▼

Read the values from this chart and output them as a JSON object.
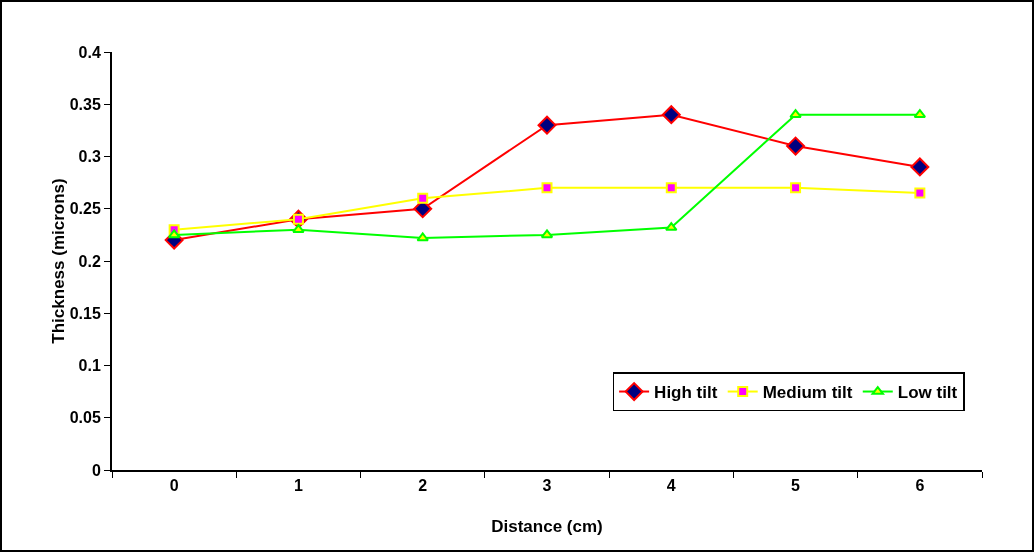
{
  "chart_data": {
    "type": "line",
    "xlabel": "Distance (cm)",
    "ylabel": "Thickness (microns)",
    "categories": [
      "0",
      "1",
      "2",
      "3",
      "4",
      "5",
      "6"
    ],
    "series": [
      {
        "name": "High tilt",
        "color": "#ff0000",
        "marker": "diamond",
        "values": [
          0.22,
          0.24,
          0.25,
          0.33,
          0.34,
          0.31,
          0.29
        ]
      },
      {
        "name": "Medium tilt",
        "color": "#ffff00",
        "marker": "square",
        "values": [
          0.23,
          0.24,
          0.26,
          0.27,
          0.27,
          0.27,
          0.265
        ]
      },
      {
        "name": "Low tilt",
        "color": "#00ff00",
        "marker": "triangle",
        "values": [
          0.225,
          0.23,
          0.222,
          0.225,
          0.232,
          0.34,
          0.34
        ]
      }
    ],
    "ylim": [
      0,
      0.4
    ],
    "yticks": [
      0,
      0.05,
      0.1,
      0.15,
      0.2,
      0.25,
      0.3,
      0.35,
      0.4
    ],
    "grid": false,
    "legend": "bottom right"
  }
}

▲

▶ **Request**
Your copy of the data above should match it exactly, except that pictures are left out.

▶ **Solution**
Read the values from this chart and output them as a JSON object.
{
  "chart_data": {
    "type": "line",
    "xlabel": "Distance (cm)",
    "ylabel": "Thickness (microns)",
    "categories": [
      "0",
      "1",
      "2",
      "3",
      "4",
      "5",
      "6"
    ],
    "series": [
      {
        "name": "High tilt",
        "color": "#ff0000",
        "marker": "diamond",
        "values": [
          0.22,
          0.24,
          0.25,
          0.33,
          0.34,
          0.31,
          0.29
        ]
      },
      {
        "name": "Medium tilt",
        "color": "#ffff00",
        "marker": "square",
        "values": [
          0.23,
          0.24,
          0.26,
          0.27,
          0.27,
          0.27,
          0.265
        ]
      },
      {
        "name": "Low tilt",
        "color": "#00ff00",
        "marker": "triangle",
        "values": [
          0.225,
          0.23,
          0.222,
          0.225,
          0.232,
          0.34,
          0.34
        ]
      }
    ],
    "ylim": [
      0,
      0.4
    ],
    "yticks": [
      0,
      0.05,
      0.1,
      0.15,
      0.2,
      0.25,
      0.3,
      0.35,
      0.4
    ],
    "grid": false,
    "legend": "bottom right"
  }
}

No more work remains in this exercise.